== Job ==
Your task is to repeat the entries word for word while leaving out the pictures.

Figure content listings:
╭──
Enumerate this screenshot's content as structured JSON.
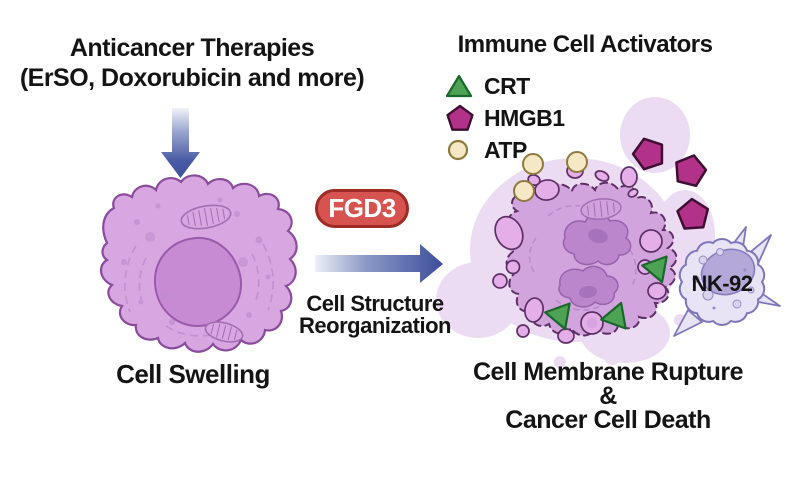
{
  "diagram": {
    "left": {
      "title_line1": "Anticancer Therapies",
      "title_line2": "(ErSO, Doxorubicin and more)",
      "cell_label": "Cell Swelling"
    },
    "middle": {
      "fgd3_label": "FGD3",
      "process_line1": "Cell Structure",
      "process_line2": "Reorganization"
    },
    "right": {
      "heading": "Immune Cell Activators",
      "legend": [
        {
          "label": "CRT",
          "shape": "triangle",
          "color": "#4da254"
        },
        {
          "label": "HMGB1",
          "shape": "pentagon",
          "color": "#b23289"
        },
        {
          "label": "ATP",
          "shape": "circle",
          "color": "#f6e7c5"
        }
      ],
      "nk_cell_label": "NK-92",
      "outcome_line1": "Cell Membrane Rupture",
      "outcome_line2": "&",
      "outcome_line3": "Cancer Cell Death"
    },
    "colors": {
      "arrow_blue": "#3e509d",
      "fgd3_fill": "#d7534f",
      "fgd3_border": "#9e2b24",
      "cell_body": "#d8a6e1",
      "cell_outline": "#8a4b9c",
      "nucleus_fill": "#c68bd3",
      "ruptured_outline": "#5d2f66",
      "halo": "#ecdcf3",
      "crt_green": "#4da254",
      "crt_green_border": "#19692c",
      "hmgb1_magenta": "#b23289",
      "hmgb1_border": "#3f0f33",
      "atp_cream": "#f6e7c5",
      "atp_border": "#8f7a3e",
      "nk_body": "#e8e4f5",
      "nk_outline": "#7e76ba",
      "nk_nucleus": "#b3a8d7",
      "text": "#141414"
    }
  }
}
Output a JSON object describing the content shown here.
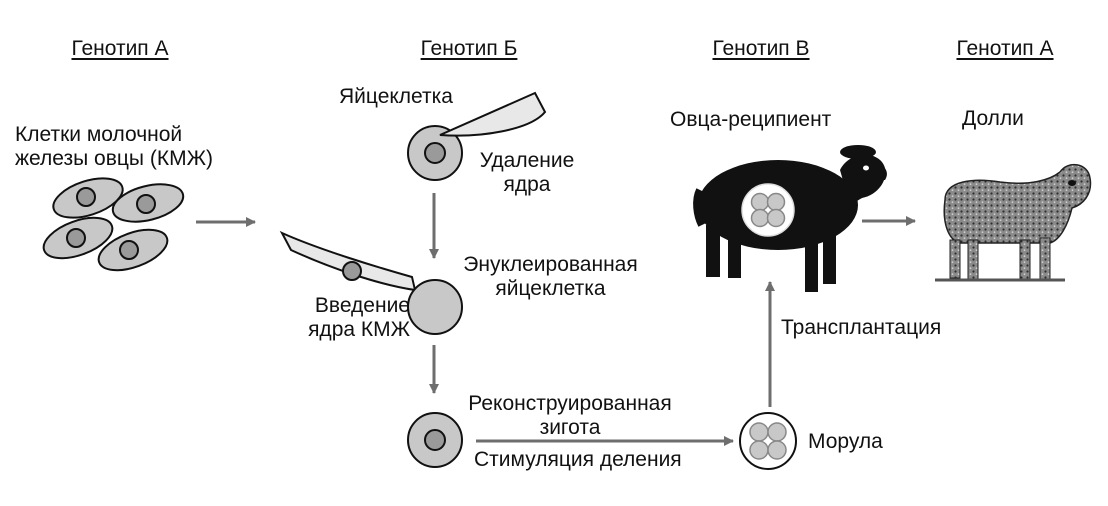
{
  "headers": [
    "Генотип А",
    "Генотип Б",
    "Генотип В",
    "Генотип А"
  ],
  "labels": {
    "kmzh": "Клетки молочной\nжелезы овцы (КМЖ)",
    "egg": "Яйцеклетка",
    "nucleus_removal": "Удаление\nядра",
    "enucleated": "Энуклеированная\nяйцеклетка",
    "injection": "Введение\nядра КМЖ",
    "reconstructed": "Реконструированная\nзигота",
    "stimulation": "Стимуляция деления",
    "morula": "Морула",
    "transplant": "Трансплантация",
    "recipient": "Овца-реципиент",
    "dolly": "Долли"
  },
  "colors": {
    "cell_fill": "#c8c8c8",
    "nucleus_fill": "#9a9a9a",
    "arrow": "#6e6e6e",
    "sheep_dark": "#111111",
    "dolly_fill": "#6a6a6a"
  }
}
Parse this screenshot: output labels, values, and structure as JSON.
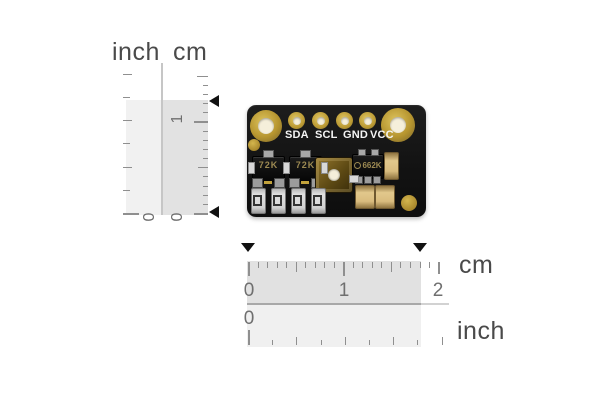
{
  "colors": {
    "background": "#ffffff",
    "ruler_shade_cm": "#e1e1e1",
    "ruler_shade_inch": "#f0f0f0",
    "tick": "#8f8f8f",
    "ruler_label_text": "#4a4a4a",
    "ruler_number_text": "#6f6f6f",
    "marker": "#111111",
    "board_black": "#161616",
    "pad_gold": "#bb9a33",
    "silkscreen_white": "#f4f4f4",
    "chip_label_gold": "#9d8a52",
    "capacitor_tan": "#d9bc7e",
    "sensor_bronze": "#5e4a14"
  },
  "vertical_ruler": {
    "inch_label": "inch",
    "cm_label": "cm",
    "cm_numbers": [
      {
        "text": "1"
      },
      {
        "text": "0"
      }
    ],
    "inch_numbers": [
      {
        "text": "0"
      }
    ]
  },
  "horizontal_ruler": {
    "cm_label": "cm",
    "inch_label": "inch",
    "cm_numbers": [
      {
        "text": "0"
      },
      {
        "text": "1"
      },
      {
        "text": "2"
      }
    ],
    "inch_numbers": [
      {
        "text": "0"
      }
    ]
  },
  "board": {
    "pin_labels": [
      "SDA",
      "SCL",
      "GND",
      "VCC"
    ],
    "transistors": [
      {
        "label": "72K"
      },
      {
        "label": "72K"
      }
    ],
    "regulator": {
      "label": "662K"
    }
  },
  "ticks": [
    {
      "id": "vcm",
      "orient": "h",
      "anchor": "right",
      "edge": 208,
      "origin": 213.5,
      "step": 9.15,
      "lens": [
        14,
        5,
        5,
        5,
        5,
        10,
        5,
        5,
        5,
        5,
        14,
        5,
        5,
        5,
        5,
        11
      ]
    },
    {
      "id": "vin",
      "orient": "h",
      "anchor": "left",
      "edge": 123,
      "origin": 213.5,
      "step": 23.2,
      "lens": [
        16,
        7,
        9,
        7,
        9,
        7,
        9
      ]
    },
    {
      "id": "hcm",
      "orient": "v",
      "anchor": "top",
      "edge": 262,
      "origin": 248.5,
      "step": 9.53,
      "lens": [
        14,
        6,
        6,
        6,
        6,
        10,
        6,
        6,
        6,
        6,
        14,
        6,
        6,
        6,
        6,
        10,
        6,
        6,
        6,
        6,
        12
      ]
    },
    {
      "id": "hin",
      "orient": "v",
      "anchor": "bottom",
      "edge": 345,
      "origin": 248.5,
      "step": 24.2,
      "lens": [
        15,
        5,
        8,
        5,
        8,
        5,
        8,
        5,
        8
      ]
    }
  ]
}
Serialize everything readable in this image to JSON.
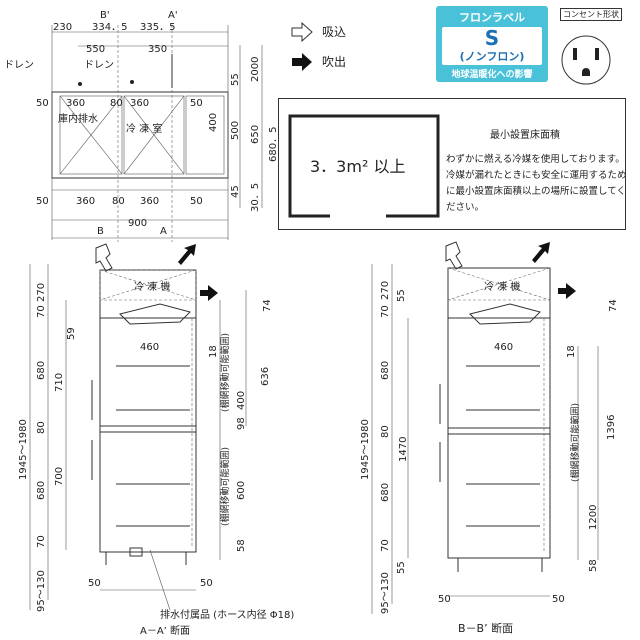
{
  "legend": {
    "intake": "吸込",
    "exhaust": "吹出"
  },
  "flon_label": {
    "title": "フロンラベル",
    "grade": "S",
    "sub": "(ノンフロン)",
    "impact": "地球温暖化への影響"
  },
  "consent_label": "コンセント形状",
  "notice": {
    "area": "3．3m² 以上",
    "heading": "最小設置床面積",
    "body1": "わずかに燃える冷媒を使用しております。",
    "body2": "冷媒が漏れたときにも安全に運用するため",
    "body3": "に最小設置床面積以上の場所に設置してく",
    "body4": "ださい。"
  },
  "plan": {
    "dims_top": [
      "230",
      "334．5",
      "335．5"
    ],
    "dims_top2": [
      "550",
      "350"
    ],
    "section_marks": [
      "B'",
      "A'",
      "B",
      "A"
    ],
    "drain_left": "ドレン",
    "drain_right": "ドレン",
    "inner_left": "庫内排水",
    "inner_right": "冷 凍 室",
    "inner_widths": [
      "360",
      "80",
      "360"
    ],
    "side_50": "50",
    "side_50b": "50",
    "bottom_dims": [
      "50",
      "360",
      "80",
      "360",
      "50"
    ],
    "total_width": "900",
    "right_dims": [
      "2000",
      "55",
      "400",
      "500",
      "650",
      "680．5",
      "45",
      "30．5"
    ]
  },
  "sec_a": {
    "title": "A－A’ 断面",
    "machine": "冷 凍 機",
    "drain_note": "排水付属品 (ホース内径 Φ18)",
    "shelf_depth": "460",
    "left_dims": [
      "270",
      "70",
      "59",
      "680",
      "710",
      "80",
      "700",
      "680",
      "70",
      "95～130"
    ],
    "total_h": "1945～1980",
    "right_dims": [
      "74",
      "18",
      "636",
      "400",
      "98",
      "600",
      "58"
    ],
    "shelf_range_1": "(棚網移動可能範囲)",
    "shelf_range_2": "(棚網移動可能範囲)",
    "bottom_dims": [
      "50",
      "50"
    ]
  },
  "sec_b": {
    "title": "B－B’ 断面",
    "machine": "冷 凍 機",
    "shelf_depth": "460",
    "left_dims": [
      "270",
      "55",
      "70",
      "680",
      "80",
      "1470",
      "680",
      "70",
      "55",
      "95～130"
    ],
    "total_h": "1945～1980",
    "right_dims": [
      "74",
      "18",
      "1396",
      "1200",
      "58"
    ],
    "shelf_range": "(棚網移動可能範囲)",
    "bottom_dims": [
      "50",
      "50"
    ]
  }
}
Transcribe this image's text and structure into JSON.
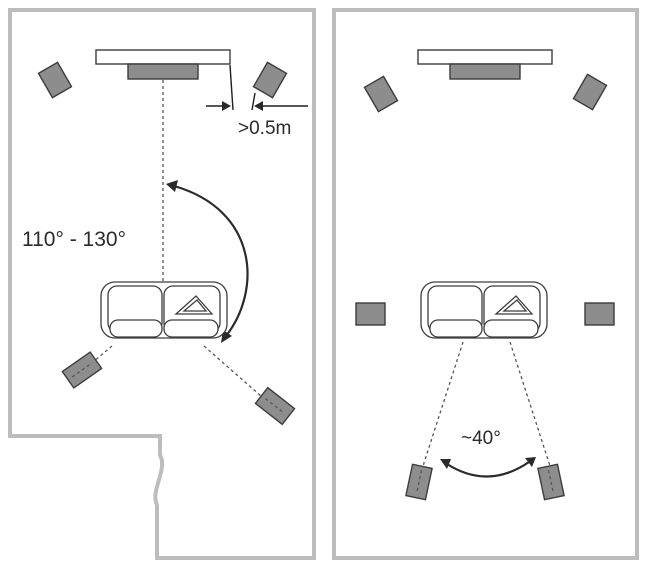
{
  "left_panel": {
    "angle_label": "110° - 130°",
    "distance_label": ">0.5m"
  },
  "right_panel": {
    "angle_label": "~40°"
  },
  "colors": {
    "wall": "#bdbdbd",
    "speaker_fill": "#8d8d8d",
    "outline": "#3d3d3d"
  }
}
╰──
== Task answer ==
Enumerate this screenshot's content as structured JSON.
{
  "diagram": {
    "left": {
      "title_line1": "Anticancer Therapies",
      "title_line2": "(ErSO, Doxorubicin and more)",
      "cell_label": "Cell Swelling"
    },
    "middle": {
      "fgd3_label": "FGD3",
      "process_line1": "Cell Structure",
      "process_line2": "Reorganization"
    },
    "right": {
      "heading": "Immune Cell Activators",
      "legend": [
        {
          "label": "CRT",
          "shape": "triangle",
          "color": "#4da254"
        },
        {
          "label": "HMGB1",
          "shape": "pentagon",
          "color": "#b23289"
        },
        {
          "label": "ATP",
          "shape": "circle",
          "color": "#f6e7c5"
        }
      ],
      "nk_cell_label": "NK-92",
      "outcome_line1": "Cell Membrane Rupture",
      "outcome_line2": "&",
      "outcome_line3": "Cancer Cell Death"
    },
    "colors": {
      "arrow_blue": "#3e509d",
      "fgd3_fill": "#d7534f",
      "fgd3_border": "#9e2b24",
      "cell_body": "#d8a6e1",
      "cell_outline": "#8a4b9c",
      "nucleus_fill": "#c68bd3",
      "ruptured_outline": "#5d2f66",
      "halo": "#ecdcf3",
      "crt_green": "#4da254",
      "crt_green_border": "#19692c",
      "hmgb1_magenta": "#b23289",
      "hmgb1_border": "#3f0f33",
      "atp_cream": "#f6e7c5",
      "atp_border": "#8f7a3e",
      "nk_body": "#e8e4f5",
      "nk_outline": "#7e76ba",
      "nk_nucleus": "#b3a8d7",
      "text": "#141414"
    }
  }
}
Output a JSON object describing the content shown here.
{
  "headers": [
    "Генотип А",
    "Генотип Б",
    "Генотип В",
    "Генотип А"
  ],
  "labels": {
    "kmzh": "Клетки молочной\nжелезы овцы (КМЖ)",
    "egg": "Яйцеклетка",
    "nucleus_removal": "Удаление\nядра",
    "enucleated": "Энуклеированная\nяйцеклетка",
    "injection": "Введение\nядра КМЖ",
    "reconstructed": "Реконструированная\nзигота",
    "stimulation": "Стимуляция деления",
    "morula": "Морула",
    "transplant": "Трансплантация",
    "recipient": "Овца-реципиент",
    "dolly": "Долли"
  },
  "colors": {
    "cell_fill": "#c8c8c8",
    "nucleus_fill": "#9a9a9a",
    "arrow": "#6e6e6e",
    "sheep_dark": "#111111",
    "dolly_fill": "#6a6a6a"
  }
}
Parse this screenshot: output labels, values, and structure as JSON.
{
  "colors": {
    "background": "#ffffff",
    "ruler_shade_cm": "#e1e1e1",
    "ruler_shade_inch": "#f0f0f0",
    "tick": "#8f8f8f",
    "ruler_label_text": "#4a4a4a",
    "ruler_number_text": "#6f6f6f",
    "marker": "#111111",
    "board_black": "#161616",
    "pad_gold": "#bb9a33",
    "silkscreen_white": "#f4f4f4",
    "chip_label_gold": "#9d8a52",
    "capacitor_tan": "#d9bc7e",
    "sensor_bronze": "#5e4a14"
  },
  "vertical_ruler": {
    "inch_label": "inch",
    "cm_label": "cm",
    "cm_numbers": [
      {
        "text": "1"
      },
      {
        "text": "0"
      }
    ],
    "inch_numbers": [
      {
        "text": "0"
      }
    ]
  },
  "horizontal_ruler": {
    "cm_label": "cm",
    "inch_label": "inch",
    "cm_numbers": [
      {
        "text": "0"
      },
      {
        "text": "1"
      },
      {
        "text": "2"
      }
    ],
    "inch_numbers": [
      {
        "text": "0"
      }
    ]
  },
  "board": {
    "pin_labels": [
      "SDA",
      "SCL",
      "GND",
      "VCC"
    ],
    "transistors": [
      {
        "label": "72K"
      },
      {
        "label": "72K"
      }
    ],
    "regulator": {
      "label": "662K"
    }
  },
  "ticks": [
    {
      "id": "vcm",
      "orient": "h",
      "anchor": "right",
      "edge": 208,
      "origin": 213.5,
      "step": 9.15,
      "lens": [
        14,
        5,
        5,
        5,
        5,
        10,
        5,
        5,
        5,
        5,
        14,
        5,
        5,
        5,
        5,
        11
      ]
    },
    {
      "id": "vin",
      "orient": "h",
      "anchor": "left",
      "edge": 123,
      "origin": 213.5,
      "step": 23.2,
      "lens": [
        16,
        7,
        9,
        7,
        9,
        7,
        9
      ]
    },
    {
      "id": "hcm",
      "orient": "v",
      "anchor": "top",
      "edge": 262,
      "origin": 248.5,
      "step": 9.53,
      "lens": [
        14,
        6,
        6,
        6,
        6,
        10,
        6,
        6,
        6,
        6,
        14,
        6,
        6,
        6,
        6,
        10,
        6,
        6,
        6,
        6,
        12
      ]
    },
    {
      "id": "hin",
      "orient": "v",
      "anchor": "bottom",
      "edge": 345,
      "origin": 248.5,
      "step": 24.2,
      "lens": [
        15,
        5,
        8,
        5,
        8,
        5,
        8,
        5,
        8
      ]
    }
  ]
}
Serialize everything readable in this image to JSON.
{
  "legend": {
    "intake": "吸込",
    "exhaust": "吹出"
  },
  "flon_label": {
    "title": "フロンラベル",
    "grade": "S",
    "sub": "(ノンフロン)",
    "impact": "地球温暖化への影響"
  },
  "consent_label": "コンセント形状",
  "notice": {
    "area": "3．3m² 以上",
    "heading": "最小設置床面積",
    "body1": "わずかに燃える冷媒を使用しております。",
    "body2": "冷媒が漏れたときにも安全に運用するため",
    "body3": "に最小設置床面積以上の場所に設置してく",
    "body4": "ださい。"
  },
  "plan": {
    "dims_top": [
      "230",
      "334．5",
      "335．5"
    ],
    "dims_top2": [
      "550",
      "350"
    ],
    "section_marks": [
      "B'",
      "A'",
      "B",
      "A"
    ],
    "drain_left": "ドレン",
    "drain_right": "ドレン",
    "inner_left": "庫内排水",
    "inner_right": "冷 凍 室",
    "inner_widths": [
      "360",
      "80",
      "360"
    ],
    "side_50": "50",
    "side_50b": "50",
    "bottom_dims": [
      "50",
      "360",
      "80",
      "360",
      "50"
    ],
    "total_width": "900",
    "right_dims": [
      "2000",
      "55",
      "400",
      "500",
      "650",
      "680．5",
      "45",
      "30．5"
    ]
  },
  "sec_a": {
    "title": "A－A’ 断面",
    "machine": "冷 凍 機",
    "drain_note": "排水付属品 (ホース内径 Φ18)",
    "shelf_depth": "460",
    "left_dims": [
      "270",
      "70",
      "59",
      "680",
      "710",
      "80",
      "700",
      "680",
      "70",
      "95～130"
    ],
    "total_h": "1945～1980",
    "right_dims": [
      "74",
      "18",
      "636",
      "400",
      "98",
      "600",
      "58"
    ],
    "shelf_range_1": "(棚網移動可能範囲)",
    "shelf_range_2": "(棚網移動可能範囲)",
    "bottom_dims": [
      "50",
      "50"
    ]
  },
  "sec_b": {
    "title": "B－B’ 断面",
    "machine": "冷 凍 機",
    "shelf_depth": "460",
    "left_dims": [
      "270",
      "55",
      "70",
      "680",
      "80",
      "1470",
      "680",
      "70",
      "55",
      "95～130"
    ],
    "total_h": "1945～1980",
    "right_dims": [
      "74",
      "18",
      "1396",
      "1200",
      "58"
    ],
    "shelf_range": "(棚網移動可能範囲)",
    "bottom_dims": [
      "50",
      "50"
    ]
  }
}
Transcribe this image's text and structure into JSON.
{
  "left_panel": {
    "angle_label": "110° - 130°",
    "distance_label": ">0.5m"
  },
  "right_panel": {
    "angle_label": "~40°"
  },
  "colors": {
    "wall": "#bdbdbd",
    "speaker_fill": "#8d8d8d",
    "outline": "#3d3d3d"
  }
}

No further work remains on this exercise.